Excerpt from a dataset:
+ + + +
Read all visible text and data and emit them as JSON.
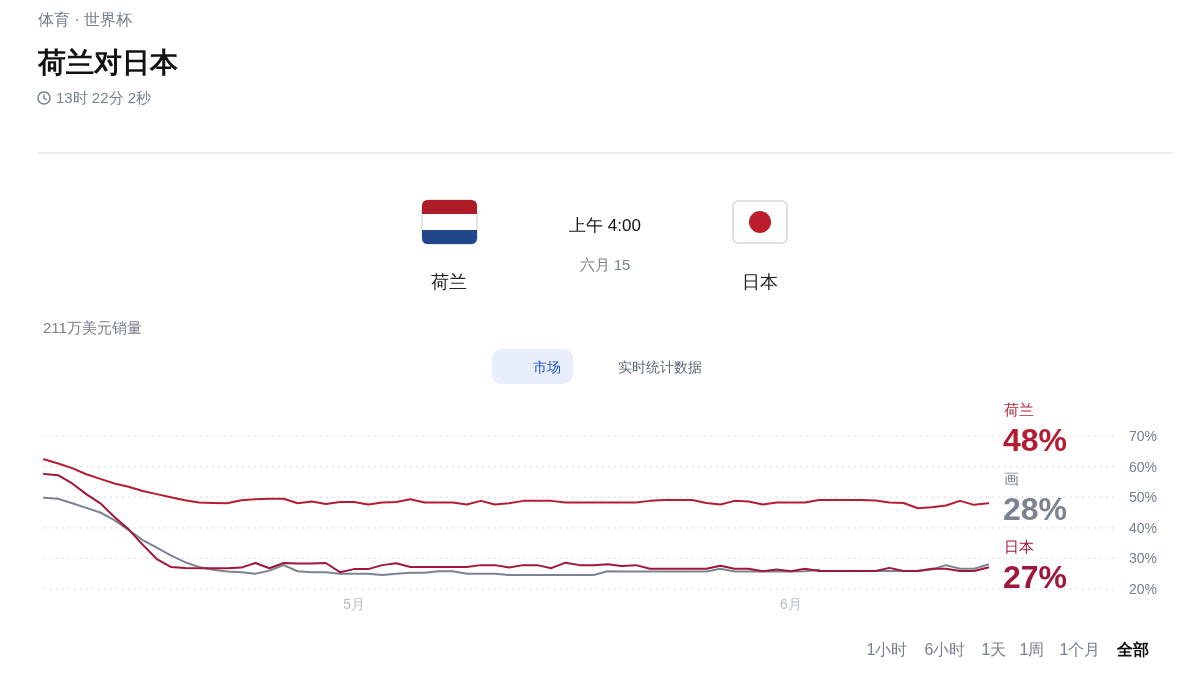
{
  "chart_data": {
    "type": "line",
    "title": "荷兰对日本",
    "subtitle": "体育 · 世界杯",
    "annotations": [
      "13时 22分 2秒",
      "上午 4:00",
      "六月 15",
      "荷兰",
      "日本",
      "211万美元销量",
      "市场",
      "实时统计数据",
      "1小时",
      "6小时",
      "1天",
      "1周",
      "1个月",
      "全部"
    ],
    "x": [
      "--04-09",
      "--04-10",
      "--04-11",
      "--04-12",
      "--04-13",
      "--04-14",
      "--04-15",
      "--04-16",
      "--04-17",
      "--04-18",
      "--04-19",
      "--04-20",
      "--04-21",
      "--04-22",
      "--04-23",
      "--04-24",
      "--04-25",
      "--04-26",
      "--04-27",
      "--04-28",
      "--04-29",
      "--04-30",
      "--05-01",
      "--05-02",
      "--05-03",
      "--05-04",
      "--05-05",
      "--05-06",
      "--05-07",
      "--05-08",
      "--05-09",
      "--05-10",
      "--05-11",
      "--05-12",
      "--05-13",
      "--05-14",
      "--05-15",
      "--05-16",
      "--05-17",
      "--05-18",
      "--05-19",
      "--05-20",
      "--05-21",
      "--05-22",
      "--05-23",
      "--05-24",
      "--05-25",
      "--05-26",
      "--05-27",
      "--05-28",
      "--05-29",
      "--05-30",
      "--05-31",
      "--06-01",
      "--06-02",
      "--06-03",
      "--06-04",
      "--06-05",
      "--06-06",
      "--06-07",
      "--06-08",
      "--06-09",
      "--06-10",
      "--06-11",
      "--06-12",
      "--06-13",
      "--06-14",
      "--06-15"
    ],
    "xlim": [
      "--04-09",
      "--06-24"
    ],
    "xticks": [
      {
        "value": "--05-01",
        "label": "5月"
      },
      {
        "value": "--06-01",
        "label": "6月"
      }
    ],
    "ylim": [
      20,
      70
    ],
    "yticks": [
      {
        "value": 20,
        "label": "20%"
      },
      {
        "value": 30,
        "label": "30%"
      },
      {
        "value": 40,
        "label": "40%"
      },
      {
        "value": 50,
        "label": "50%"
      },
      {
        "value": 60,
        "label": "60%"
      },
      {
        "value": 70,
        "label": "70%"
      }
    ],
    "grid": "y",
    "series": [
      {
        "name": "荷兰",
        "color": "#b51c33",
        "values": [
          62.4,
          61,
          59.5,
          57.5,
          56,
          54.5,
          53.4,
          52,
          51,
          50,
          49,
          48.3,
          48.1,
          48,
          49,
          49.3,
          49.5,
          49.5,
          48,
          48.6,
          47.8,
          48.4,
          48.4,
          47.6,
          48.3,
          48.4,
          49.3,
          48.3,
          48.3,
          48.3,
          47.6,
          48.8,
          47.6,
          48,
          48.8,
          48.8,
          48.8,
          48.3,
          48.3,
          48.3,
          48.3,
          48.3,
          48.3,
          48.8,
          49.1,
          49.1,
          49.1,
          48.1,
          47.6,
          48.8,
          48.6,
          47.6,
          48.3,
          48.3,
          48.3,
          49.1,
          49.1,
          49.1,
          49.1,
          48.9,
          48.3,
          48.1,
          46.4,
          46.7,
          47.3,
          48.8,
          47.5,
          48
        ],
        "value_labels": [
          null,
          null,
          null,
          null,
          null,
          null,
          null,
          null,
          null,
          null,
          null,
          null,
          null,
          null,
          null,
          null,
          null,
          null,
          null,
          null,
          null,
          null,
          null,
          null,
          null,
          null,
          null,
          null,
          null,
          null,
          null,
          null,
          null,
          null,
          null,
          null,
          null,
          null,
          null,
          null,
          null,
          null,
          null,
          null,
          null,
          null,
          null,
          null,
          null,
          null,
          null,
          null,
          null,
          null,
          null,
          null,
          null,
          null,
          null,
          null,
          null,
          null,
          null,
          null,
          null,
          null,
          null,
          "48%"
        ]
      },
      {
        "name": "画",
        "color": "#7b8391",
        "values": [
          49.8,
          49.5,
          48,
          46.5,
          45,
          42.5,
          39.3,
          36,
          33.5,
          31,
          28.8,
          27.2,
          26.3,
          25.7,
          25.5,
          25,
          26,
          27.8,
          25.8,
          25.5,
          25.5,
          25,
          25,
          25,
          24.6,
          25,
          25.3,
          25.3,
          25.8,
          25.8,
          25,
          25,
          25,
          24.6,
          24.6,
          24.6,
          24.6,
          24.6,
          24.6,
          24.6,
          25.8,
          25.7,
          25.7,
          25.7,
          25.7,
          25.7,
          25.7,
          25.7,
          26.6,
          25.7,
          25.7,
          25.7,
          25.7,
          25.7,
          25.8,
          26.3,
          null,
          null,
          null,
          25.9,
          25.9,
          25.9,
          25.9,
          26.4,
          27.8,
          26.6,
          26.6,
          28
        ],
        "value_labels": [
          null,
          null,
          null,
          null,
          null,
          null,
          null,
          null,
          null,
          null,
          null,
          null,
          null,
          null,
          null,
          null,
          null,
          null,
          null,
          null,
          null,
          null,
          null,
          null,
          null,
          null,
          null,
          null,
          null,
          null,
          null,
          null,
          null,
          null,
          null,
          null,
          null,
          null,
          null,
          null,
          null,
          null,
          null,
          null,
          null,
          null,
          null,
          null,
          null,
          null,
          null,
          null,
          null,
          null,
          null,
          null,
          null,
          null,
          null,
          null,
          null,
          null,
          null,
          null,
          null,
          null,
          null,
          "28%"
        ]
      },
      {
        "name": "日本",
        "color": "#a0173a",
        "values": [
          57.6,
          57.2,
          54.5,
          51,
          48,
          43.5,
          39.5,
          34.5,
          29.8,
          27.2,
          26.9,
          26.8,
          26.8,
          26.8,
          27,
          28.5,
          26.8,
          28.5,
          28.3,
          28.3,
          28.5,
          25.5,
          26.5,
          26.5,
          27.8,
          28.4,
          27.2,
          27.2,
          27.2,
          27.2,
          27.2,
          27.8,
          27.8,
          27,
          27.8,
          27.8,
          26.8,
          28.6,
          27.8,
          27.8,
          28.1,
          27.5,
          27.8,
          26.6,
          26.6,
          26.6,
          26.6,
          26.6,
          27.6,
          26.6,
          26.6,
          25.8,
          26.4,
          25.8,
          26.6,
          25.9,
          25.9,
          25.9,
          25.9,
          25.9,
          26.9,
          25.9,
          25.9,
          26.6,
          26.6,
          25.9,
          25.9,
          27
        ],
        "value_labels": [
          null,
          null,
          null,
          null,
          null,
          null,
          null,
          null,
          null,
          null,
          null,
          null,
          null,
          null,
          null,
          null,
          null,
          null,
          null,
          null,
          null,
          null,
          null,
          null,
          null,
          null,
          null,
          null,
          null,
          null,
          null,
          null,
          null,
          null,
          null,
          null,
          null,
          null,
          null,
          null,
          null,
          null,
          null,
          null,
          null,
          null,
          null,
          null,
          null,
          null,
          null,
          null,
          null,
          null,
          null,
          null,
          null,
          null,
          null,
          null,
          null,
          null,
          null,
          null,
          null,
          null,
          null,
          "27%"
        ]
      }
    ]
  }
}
+ + + +
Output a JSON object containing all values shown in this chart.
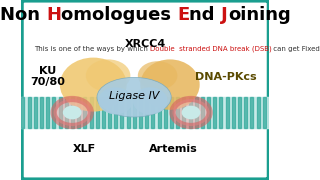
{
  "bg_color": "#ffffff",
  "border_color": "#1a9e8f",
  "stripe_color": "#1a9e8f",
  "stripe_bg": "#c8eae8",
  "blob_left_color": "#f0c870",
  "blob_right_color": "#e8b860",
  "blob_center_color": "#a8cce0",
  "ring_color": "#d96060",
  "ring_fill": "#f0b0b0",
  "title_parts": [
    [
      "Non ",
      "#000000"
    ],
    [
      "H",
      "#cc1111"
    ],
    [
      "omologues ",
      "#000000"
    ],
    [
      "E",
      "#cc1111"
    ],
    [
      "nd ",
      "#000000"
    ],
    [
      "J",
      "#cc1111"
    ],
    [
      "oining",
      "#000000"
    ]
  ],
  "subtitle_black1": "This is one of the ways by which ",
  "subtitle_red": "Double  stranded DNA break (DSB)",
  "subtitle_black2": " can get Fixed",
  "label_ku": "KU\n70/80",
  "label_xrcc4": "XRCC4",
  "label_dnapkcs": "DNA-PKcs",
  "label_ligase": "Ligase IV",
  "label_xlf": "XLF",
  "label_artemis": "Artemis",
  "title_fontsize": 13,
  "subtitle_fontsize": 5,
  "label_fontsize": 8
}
+ + + +
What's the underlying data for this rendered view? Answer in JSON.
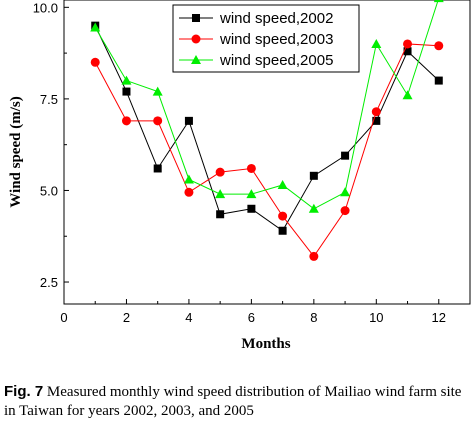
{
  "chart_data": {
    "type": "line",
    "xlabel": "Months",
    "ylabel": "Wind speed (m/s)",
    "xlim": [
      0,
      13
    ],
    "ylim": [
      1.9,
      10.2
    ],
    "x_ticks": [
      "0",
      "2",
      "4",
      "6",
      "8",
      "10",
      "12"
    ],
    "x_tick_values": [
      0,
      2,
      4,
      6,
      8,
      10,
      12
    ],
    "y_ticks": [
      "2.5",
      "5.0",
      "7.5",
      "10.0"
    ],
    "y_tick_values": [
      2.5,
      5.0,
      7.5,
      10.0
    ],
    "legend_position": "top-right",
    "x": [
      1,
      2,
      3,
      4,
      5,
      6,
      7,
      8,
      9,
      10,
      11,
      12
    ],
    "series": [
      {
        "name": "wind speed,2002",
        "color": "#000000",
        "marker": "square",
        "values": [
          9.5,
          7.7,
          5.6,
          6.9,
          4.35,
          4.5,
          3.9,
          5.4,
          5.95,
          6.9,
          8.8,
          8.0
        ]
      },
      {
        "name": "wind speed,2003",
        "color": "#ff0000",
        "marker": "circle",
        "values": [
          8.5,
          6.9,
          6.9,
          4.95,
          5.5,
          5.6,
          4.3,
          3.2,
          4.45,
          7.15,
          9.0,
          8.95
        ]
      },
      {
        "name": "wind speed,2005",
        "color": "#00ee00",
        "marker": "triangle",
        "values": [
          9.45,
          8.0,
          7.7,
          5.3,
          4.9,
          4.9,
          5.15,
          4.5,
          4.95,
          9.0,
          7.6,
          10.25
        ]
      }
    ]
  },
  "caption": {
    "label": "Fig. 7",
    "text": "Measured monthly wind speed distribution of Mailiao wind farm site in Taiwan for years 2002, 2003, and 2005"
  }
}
+ + + +
■ **Written request**
In the entries above, find each line with the word "JSON" and copy it.

■ **Exercise solution**
Read all visible text and data and emit them as JSON.
Output a JSON object containing all values shown in this chart.
What's the underlying data for this rendered view? Answer in JSON.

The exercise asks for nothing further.